╭──
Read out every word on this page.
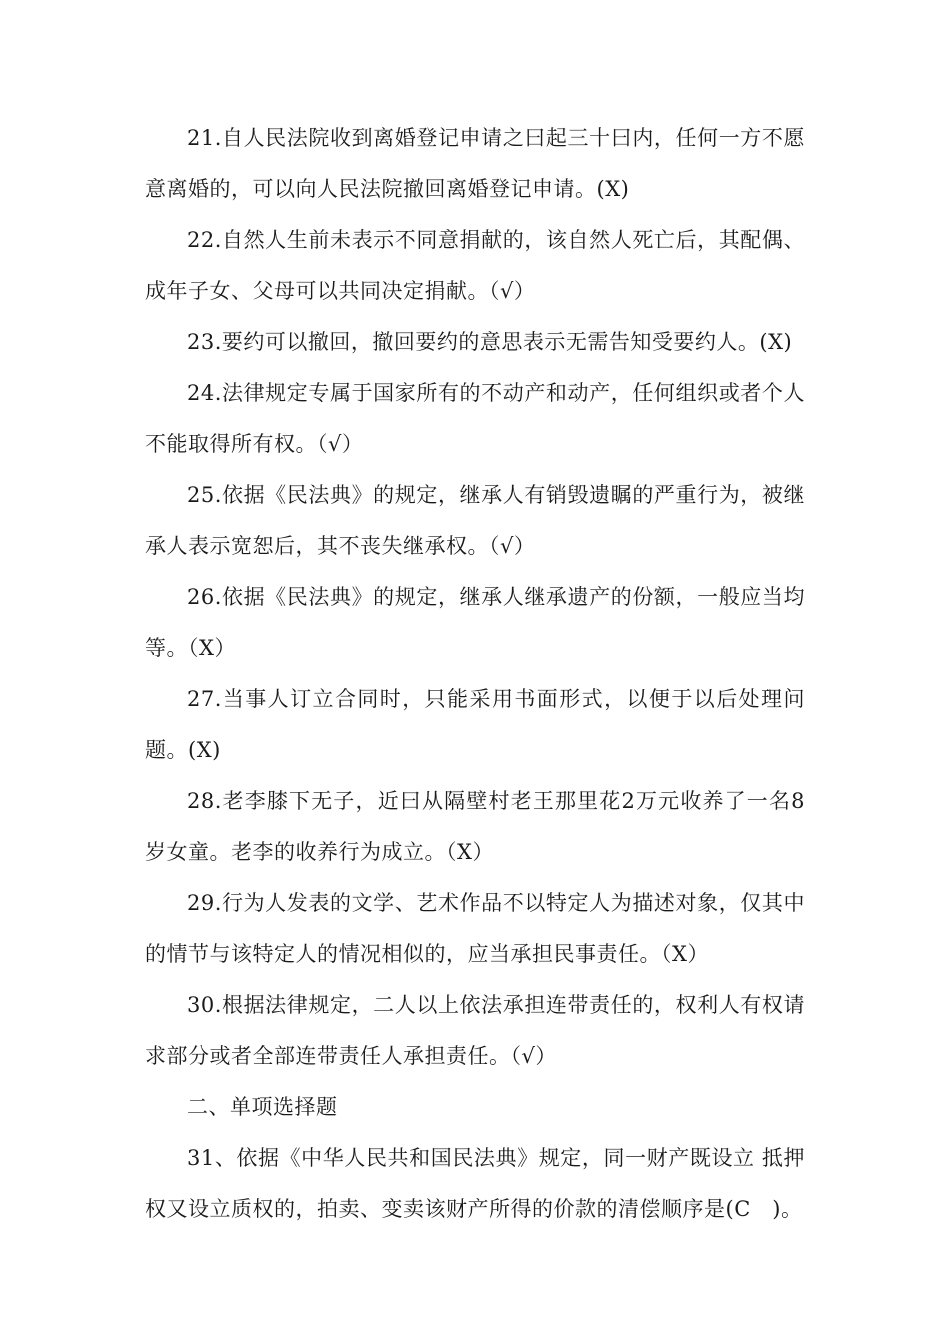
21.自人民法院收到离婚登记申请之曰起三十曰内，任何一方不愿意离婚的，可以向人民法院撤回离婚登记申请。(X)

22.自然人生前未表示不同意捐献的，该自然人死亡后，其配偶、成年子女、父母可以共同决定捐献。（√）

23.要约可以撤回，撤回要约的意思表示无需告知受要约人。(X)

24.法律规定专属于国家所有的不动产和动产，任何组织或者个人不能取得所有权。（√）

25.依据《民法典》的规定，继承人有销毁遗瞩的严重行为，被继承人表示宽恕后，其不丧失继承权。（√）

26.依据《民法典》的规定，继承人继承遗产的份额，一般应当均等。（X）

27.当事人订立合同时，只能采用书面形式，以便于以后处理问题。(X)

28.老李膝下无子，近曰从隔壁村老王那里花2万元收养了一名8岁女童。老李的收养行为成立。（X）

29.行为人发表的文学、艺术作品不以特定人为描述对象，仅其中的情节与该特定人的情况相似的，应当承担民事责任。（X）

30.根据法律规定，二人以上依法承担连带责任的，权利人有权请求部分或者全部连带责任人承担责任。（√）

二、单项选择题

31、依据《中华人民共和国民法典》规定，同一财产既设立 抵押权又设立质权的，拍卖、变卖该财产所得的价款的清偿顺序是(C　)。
╰──
Go through the listing above and quote it exactly, apart from its images.

SOLUTION TO THIS EXERCISE:
Read out every word on this page.
21.自人民法院收到离婚登记申请之曰起三十曰内，任何一方不愿意离婚的，可以向人民法院撤回离婚登记申请。(X)

22.自然人生前未表示不同意捐献的，该自然人死亡后，其配偶、成年子女、父母可以共同决定捐献。（√）

23.要约可以撤回，撤回要约的意思表示无需告知受要约人。(X)

24.法律规定专属于国家所有的不动产和动产，任何组织或者个人不能取得所有权。（√）

25.依据《民法典》的规定，继承人有销毁遗瞩的严重行为，被继承人表示宽恕后，其不丧失继承权。（√）

26.依据《民法典》的规定，继承人继承遗产的份额，一般应当均等。（X）

27.当事人订立合同时，只能采用书面形式，以便于以后处理问题。(X)

28.老李膝下无子，近曰从隔壁村老王那里花2万元收养了一名8岁女童。老李的收养行为成立。（X）

29.行为人发表的文学、艺术作品不以特定人为描述对象，仅其中的情节与该特定人的情况相似的，应当承担民事责任。（X）

30.根据法律规定，二人以上依法承担连带责任的，权利人有权请求部分或者全部连带责任人承担责任。（√）

二、单项选择题

31、依据《中华人民共和国民法典》规定，同一财产既设立 抵押权又设立质权的，拍卖、变卖该财产所得的价款的清偿顺序是(C　)。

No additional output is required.